----- Source material
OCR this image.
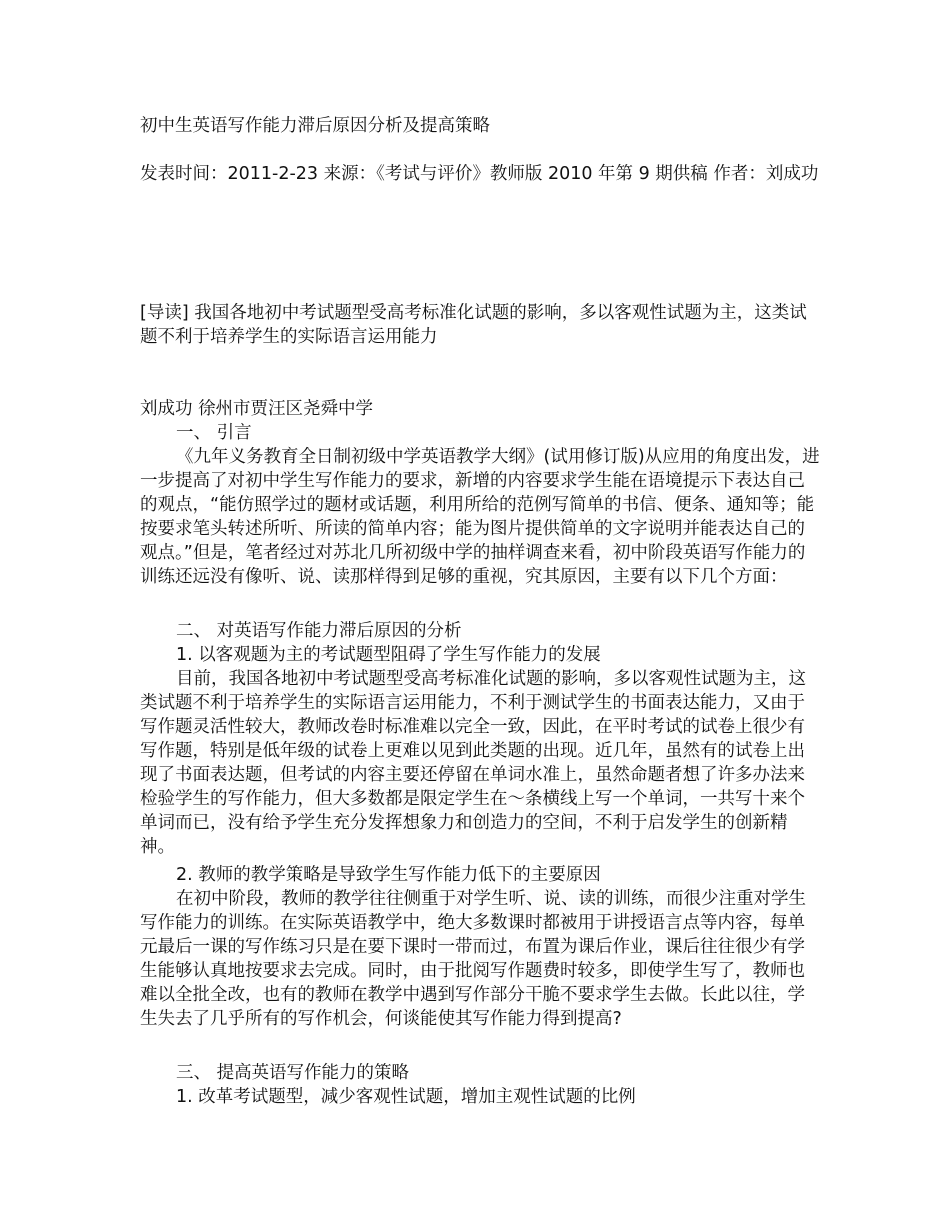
初中生英语写作能力滞后原因分析及提高策略

发表时间：2011-2-23 来源：《考试与评价》教师版 2010 年第 9 期供稿 作者：刘成功

[导读] 我国各地初中考试题型受高考标准化试题的影响，多以客观性试题为主，这类试题不利于培养学生的实际语言运用能力

刘成功 徐州市贾汪区尧舜中学

一、 引言

《九年义务教育全日制初级中学英语教学大纲》(试用修订版)从应用的角度出发，进一步提高了对初中学生写作能力的要求，新增的内容要求学生能在语境提示下表达自己的观点，“能仿照学过的题材或话题，利用所给的范例写简单的书信、便条、通知等；能按要求笔头转述所听、所读的简单内容；能为图片提供简单的文字说明并能表达自己的观点。”但是，笔者经过对苏北几所初级中学的抽样调查来看，初中阶段英语写作能力的训练还远没有像听、说、读那样得到足够的重视，究其原因，主要有以下几个方面：

二、 对英语写作能力滞后原因的分析

1. 以客观题为主的考试题型阻碍了学生写作能力的发展

目前，我国各地初中考试题型受高考标准化试题的影响，多以客观性试题为主，这类试题不利于培养学生的实际语言运用能力，不利于测试学生的书面表达能力，又由于写作题灵活性较大，教师改卷时标准难以完全一致，因此，在平时考试的试卷上很少有写作题，特别是低年级的试卷上更难以见到此类题的出现。近几年，虽然有的试卷上出现了书面表达题，但考试的内容主要还停留在单词水准上，虽然命题者想了许多办法来检验学生的写作能力，但大多数都是限定学生在～条横线上写一个单词，一共写十来个单词而已，没有给予学生充分发挥想象力和创造力的空间，不利于启发学生的创新精神。

2. 教师的教学策略是导致学生写作能力低下的主要原因

在初中阶段，教师的教学往往侧重于对学生听、说、读的训练，而很少注重对学生写作能力的训练。在实际英语教学中，绝大多数课时都被用于讲授语言点等内容，每单元最后一课的写作练习只是在要下课时一带而过，布置为课后作业，课后往往很少有学生能够认真地按要求去完成。同时，由于批阅写作题费时较多，即使学生写了，教师也难以全批全改，也有的教师在教学中遇到写作部分干脆不要求学生去做。长此以往，学生失去了几乎所有的写作机会，何谈能使其写作能力得到提高?

三、 提高英语写作能力的策略

1. 改革考试题型，减少客观性试题，增加主观性试题的比例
----------
**The request**
Without including any pictures, output all the entries above exactly.

**The reply**
OCR this image.
初中生英语写作能力滞后原因分析及提高策略

发表时间：2011-2-23 来源：《考试与评价》教师版 2010 年第 9 期供稿 作者：刘成功

[导读] 我国各地初中考试题型受高考标准化试题的影响，多以客观性试题为主，这类试题不利于培养学生的实际语言运用能力

刘成功 徐州市贾汪区尧舜中学

一、 引言

《九年义务教育全日制初级中学英语教学大纲》(试用修订版)从应用的角度出发，进一步提高了对初中学生写作能力的要求，新增的内容要求学生能在语境提示下表达自己的观点，“能仿照学过的题材或话题，利用所给的范例写简单的书信、便条、通知等；能按要求笔头转述所听、所读的简单内容；能为图片提供简单的文字说明并能表达自己的观点。”但是，笔者经过对苏北几所初级中学的抽样调查来看，初中阶段英语写作能力的训练还远没有像听、说、读那样得到足够的重视，究其原因，主要有以下几个方面：

二、 对英语写作能力滞后原因的分析

1. 以客观题为主的考试题型阻碍了学生写作能力的发展

目前，我国各地初中考试题型受高考标准化试题的影响，多以客观性试题为主，这类试题不利于培养学生的实际语言运用能力，不利于测试学生的书面表达能力，又由于写作题灵活性较大，教师改卷时标准难以完全一致，因此，在平时考试的试卷上很少有写作题，特别是低年级的试卷上更难以见到此类题的出现。近几年，虽然有的试卷上出现了书面表达题，但考试的内容主要还停留在单词水准上，虽然命题者想了许多办法来检验学生的写作能力，但大多数都是限定学生在～条横线上写一个单词，一共写十来个单词而已，没有给予学生充分发挥想象力和创造力的空间，不利于启发学生的创新精神。

2. 教师的教学策略是导致学生写作能力低下的主要原因

在初中阶段，教师的教学往往侧重于对学生听、说、读的训练，而很少注重对学生写作能力的训练。在实际英语教学中，绝大多数课时都被用于讲授语言点等内容，每单元最后一课的写作练习只是在要下课时一带而过，布置为课后作业，课后往往很少有学生能够认真地按要求去完成。同时，由于批阅写作题费时较多，即使学生写了，教师也难以全批全改，也有的教师在教学中遇到写作部分干脆不要求学生去做。长此以往，学生失去了几乎所有的写作机会，何谈能使其写作能力得到提高?

三、 提高英语写作能力的策略

1. 改革考试题型，减少客观性试题，增加主观性试题的比例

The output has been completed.